Quote the passage of the ATF gun-walking text starting at "Democratic lawmakers counter" and ending at "Mexican trafficking networks.".
[Begin Text extract]
What doesn't happen all the time, current ATF officials insist, is gun-walking - Phoenix-based agents instructed to observe Mexico-bound gun purchases rather than interdict them.

In Fast and Furious, which ran from late 2009 through early 2011, agents watched straw purchasers - Mexican drug-cartel surrogates - buy weapons in Phoenix-area gun stores and hand them off to middlemen for transport to Mexico.

Fast and Furious blew up into a Washington scandal after two weapons linked to the operation were recovered at the southern Arizona site where Border Patrol Agent Brian Terry was killed in December 2010.

Last week, congressional investigators working for Sen. Charles Grassley, R-Iowa, and Rep. Darrell Issa, R-Vista (San Diego County), chairman of the House Oversight and Government Reform Committee, issued a draft report singling out five former ATF officials for blame in permitting some 2,000 weapons purchased during Fast and Furious to get smuggled to Mexico.

Democratic lawmakers counter that the GOP focus on Fast and Furious obscures the fact that ATF agents had employed gun-walking in three previous Phoenix operations, all conducted during the administration of President George W. Bush.

Bewildering tactics

ATF veterans, however, find the bureau's choice of tactics in all these Arizona investigations bewildering. While surveillance of one kind or another is an integral part of gun-trafficking investigations, seizing guns has always been a priority, they say.

But in Operation Fast and Furious, there was no pretense of enlisting aid from Mexican law enforcement. Instead, Bill Newell, ATF's top agent in Phoenix, wrote that agents would "allow the transfer of firearms to continue" in an effort to move beyond low-level straw purchasers and attack entire Mexican trafficking networks.

Instead of interdicting weapons, agents were instructed to note the serial numbers of weapons sold to traffickers and record them on ATF's suspect gun database.
[End Text extract]
[Begin Data]
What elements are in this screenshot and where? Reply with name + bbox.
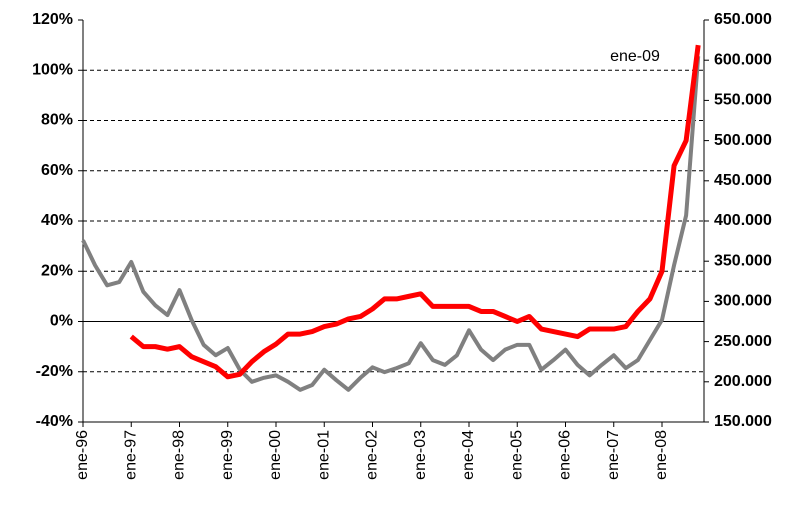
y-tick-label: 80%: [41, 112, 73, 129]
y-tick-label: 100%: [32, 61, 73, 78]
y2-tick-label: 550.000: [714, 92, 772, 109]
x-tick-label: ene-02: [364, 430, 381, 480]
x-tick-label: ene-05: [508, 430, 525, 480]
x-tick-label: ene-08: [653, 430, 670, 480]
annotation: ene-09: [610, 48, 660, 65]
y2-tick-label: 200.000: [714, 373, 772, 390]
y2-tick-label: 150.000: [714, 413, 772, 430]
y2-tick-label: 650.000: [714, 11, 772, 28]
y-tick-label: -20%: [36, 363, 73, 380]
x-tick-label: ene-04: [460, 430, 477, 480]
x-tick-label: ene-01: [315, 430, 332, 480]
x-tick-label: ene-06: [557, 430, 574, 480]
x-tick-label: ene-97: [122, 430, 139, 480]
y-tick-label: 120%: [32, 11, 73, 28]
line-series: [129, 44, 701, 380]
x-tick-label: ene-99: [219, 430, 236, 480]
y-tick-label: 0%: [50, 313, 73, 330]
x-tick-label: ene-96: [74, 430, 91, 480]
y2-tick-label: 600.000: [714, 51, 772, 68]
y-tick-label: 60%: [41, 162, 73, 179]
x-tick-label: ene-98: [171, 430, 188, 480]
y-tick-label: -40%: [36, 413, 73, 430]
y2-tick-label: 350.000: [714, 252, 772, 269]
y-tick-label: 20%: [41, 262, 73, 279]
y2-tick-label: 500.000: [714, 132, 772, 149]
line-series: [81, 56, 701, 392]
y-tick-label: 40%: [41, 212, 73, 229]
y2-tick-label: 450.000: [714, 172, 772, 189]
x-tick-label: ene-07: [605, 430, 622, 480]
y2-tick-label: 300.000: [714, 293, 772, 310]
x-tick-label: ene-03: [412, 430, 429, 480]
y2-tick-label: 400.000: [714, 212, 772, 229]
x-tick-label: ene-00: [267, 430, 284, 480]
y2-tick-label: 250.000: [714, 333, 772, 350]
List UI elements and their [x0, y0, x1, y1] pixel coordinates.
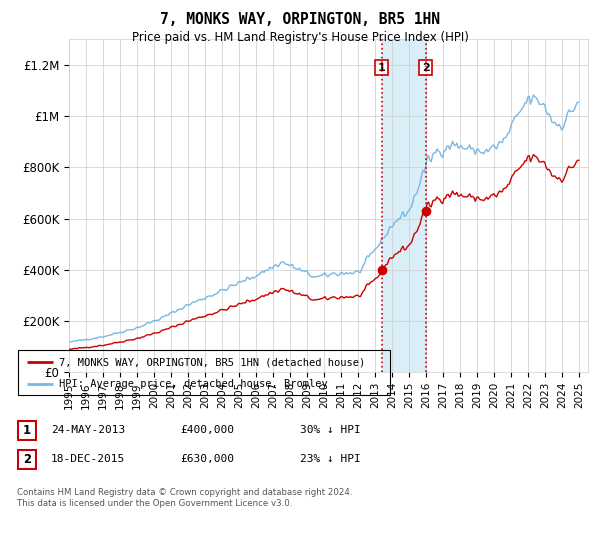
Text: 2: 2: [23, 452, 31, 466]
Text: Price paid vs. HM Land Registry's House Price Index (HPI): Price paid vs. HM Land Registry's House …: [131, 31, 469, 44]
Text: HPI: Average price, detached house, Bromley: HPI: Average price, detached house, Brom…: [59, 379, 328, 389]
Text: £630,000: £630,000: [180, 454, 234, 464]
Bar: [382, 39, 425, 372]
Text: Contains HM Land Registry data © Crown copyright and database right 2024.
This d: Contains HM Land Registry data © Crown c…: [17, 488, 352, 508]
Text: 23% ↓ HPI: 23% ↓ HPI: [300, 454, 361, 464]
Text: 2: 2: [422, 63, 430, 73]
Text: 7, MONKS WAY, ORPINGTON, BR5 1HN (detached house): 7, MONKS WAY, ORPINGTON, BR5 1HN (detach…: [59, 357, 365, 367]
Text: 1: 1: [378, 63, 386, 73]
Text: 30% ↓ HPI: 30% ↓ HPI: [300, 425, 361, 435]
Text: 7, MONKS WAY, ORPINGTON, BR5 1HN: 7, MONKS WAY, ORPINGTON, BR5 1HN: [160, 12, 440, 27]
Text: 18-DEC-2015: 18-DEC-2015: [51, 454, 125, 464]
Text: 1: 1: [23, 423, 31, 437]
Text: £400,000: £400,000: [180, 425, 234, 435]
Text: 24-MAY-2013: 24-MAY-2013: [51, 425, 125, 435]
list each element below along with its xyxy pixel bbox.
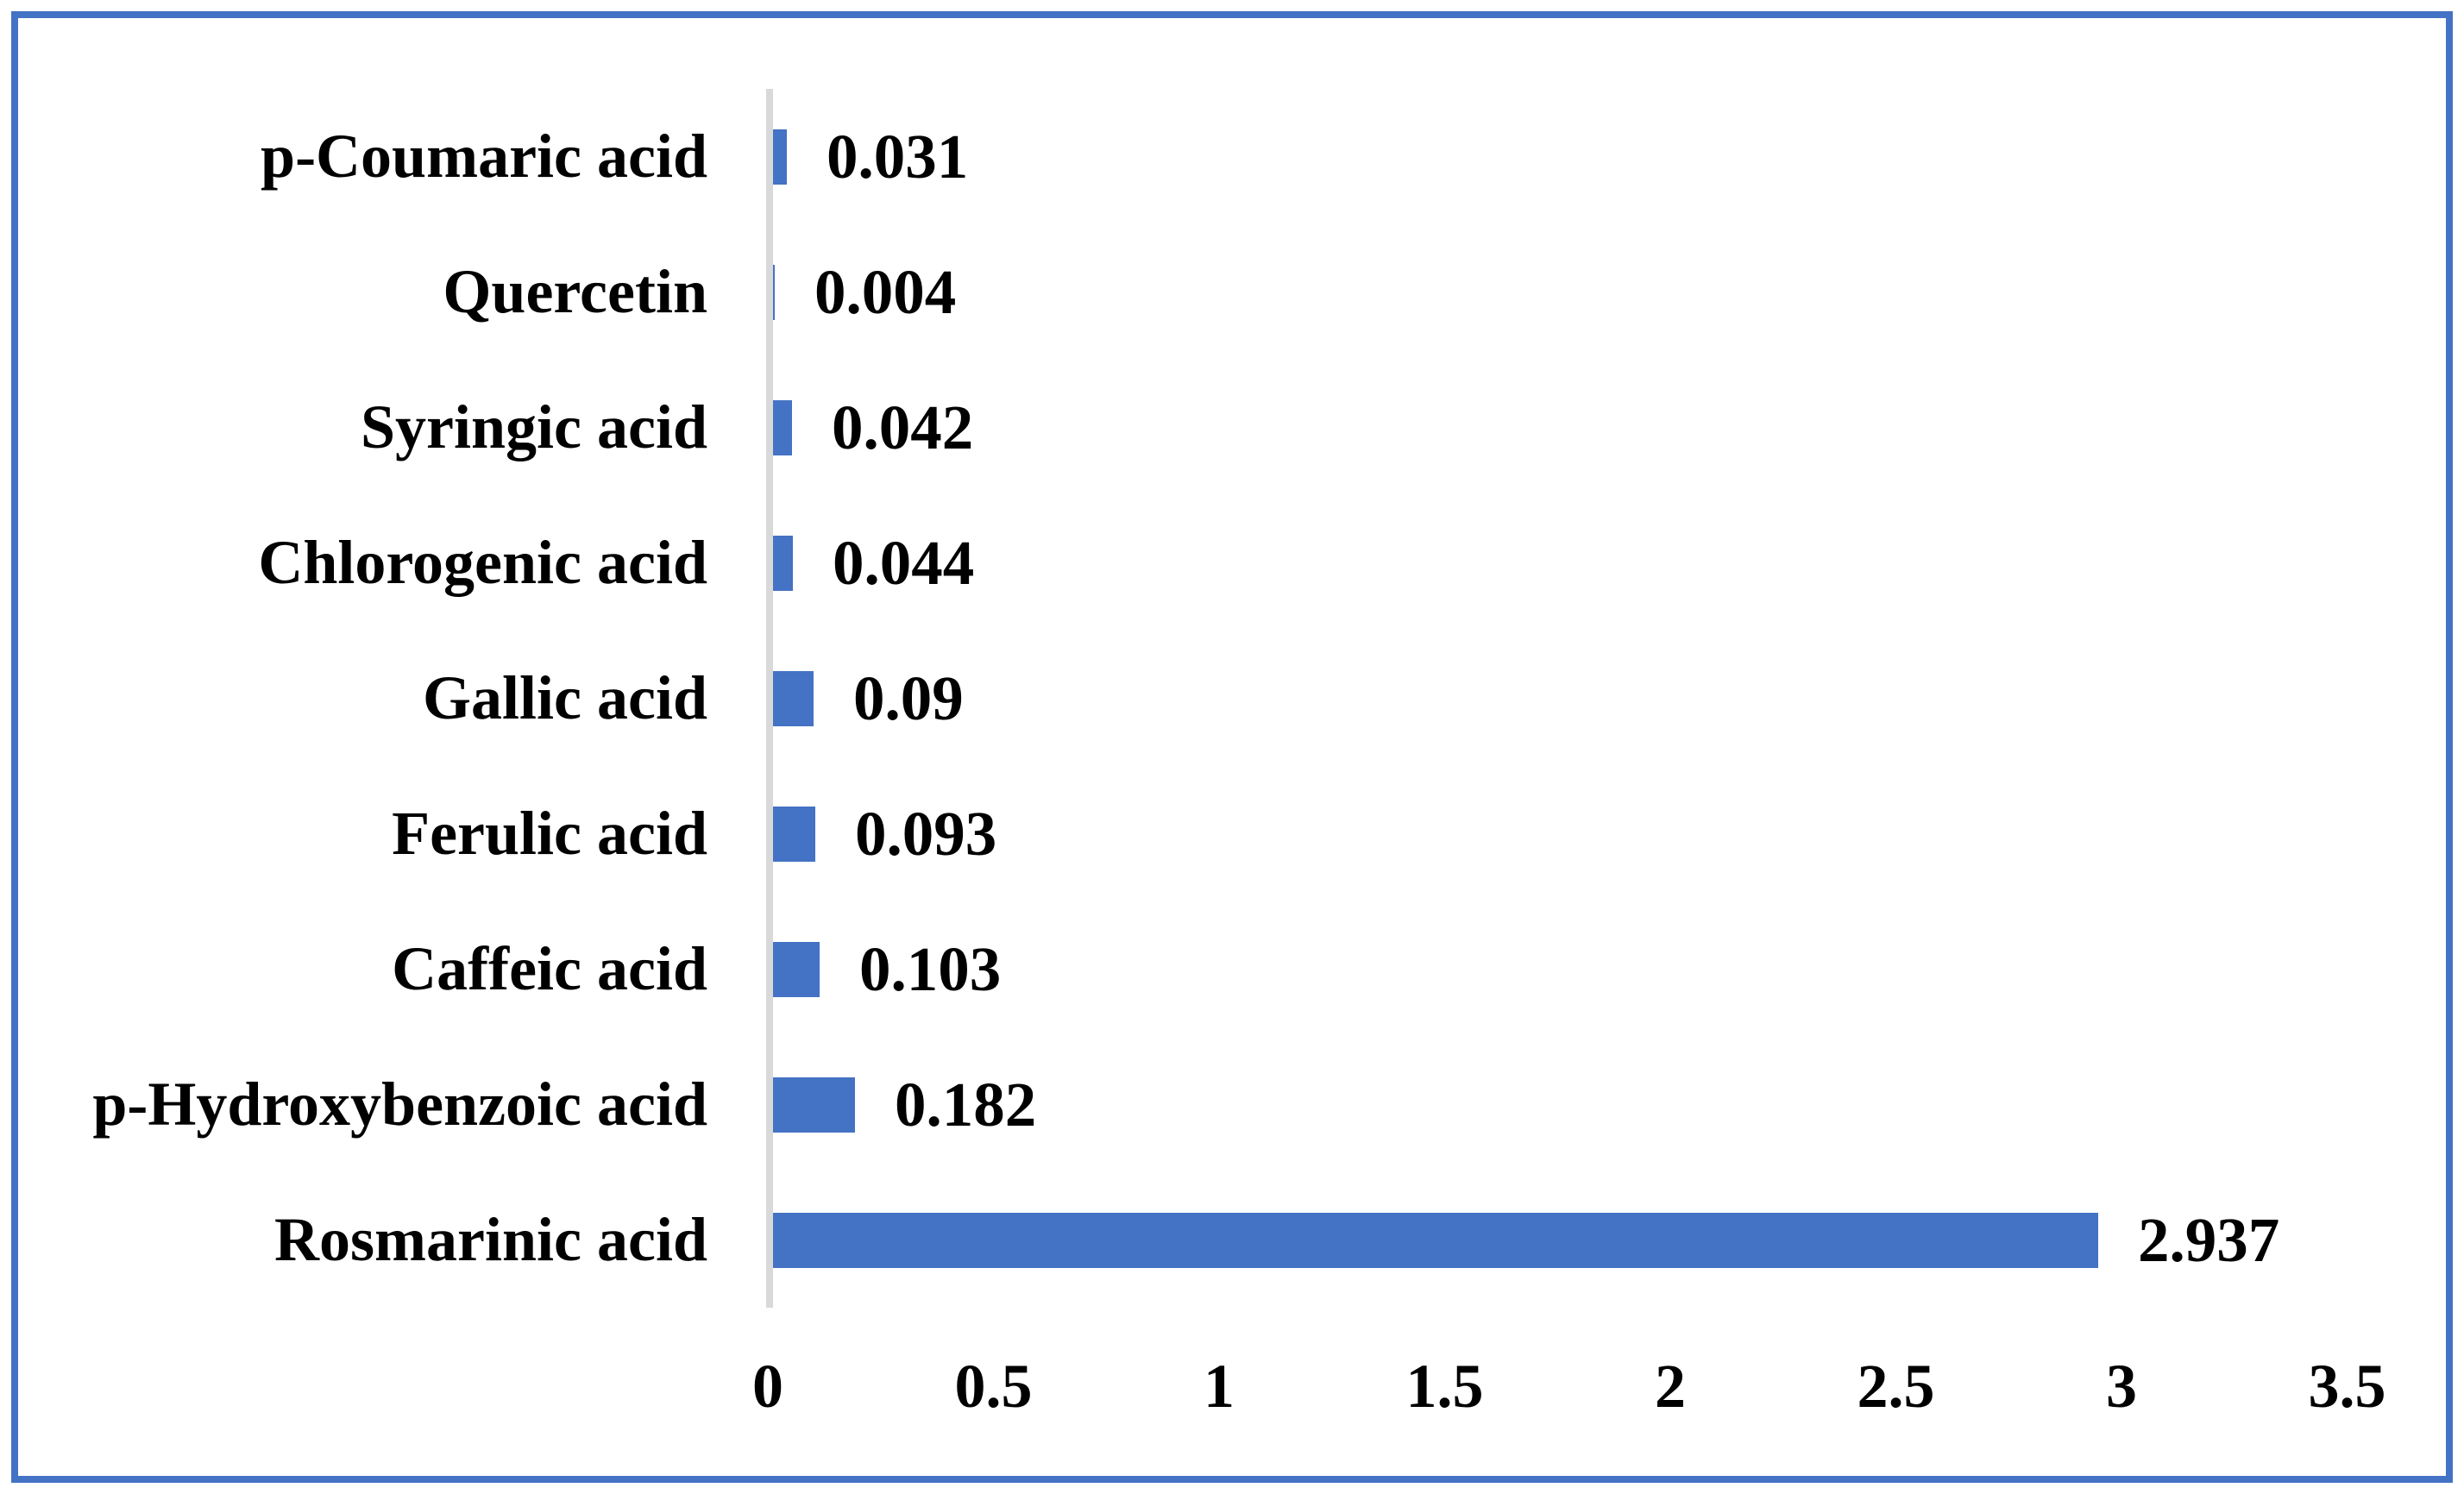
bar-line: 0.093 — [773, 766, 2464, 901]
[End Data]
# Full output:
Democratic lawmakers counter that the GOP focus on Fast and Furious obscures the fact that ATF agents had employed gun-walking in three previous Phoenix operations, all conducted during the administration of President George W. Bush.

Bewildering tactics

ATF veterans, however, find the bureau's choice of tactics in all these Arizona investigations bewildering. While surveillance of one kind or another is an integral part of gun-trafficking investigations, seizing guns has always been a priority, they say.

But in Operation Fast and Furious, there was no pretense of enlisting aid from Mexican law enforcement. Instead, Bill Newell, ATF's top agent in Phoenix, wrote that agents would "allow the transfer of firearms to continue" in an effort to move beyond low-level straw purchasers and attack entire Mexican trafficking networks.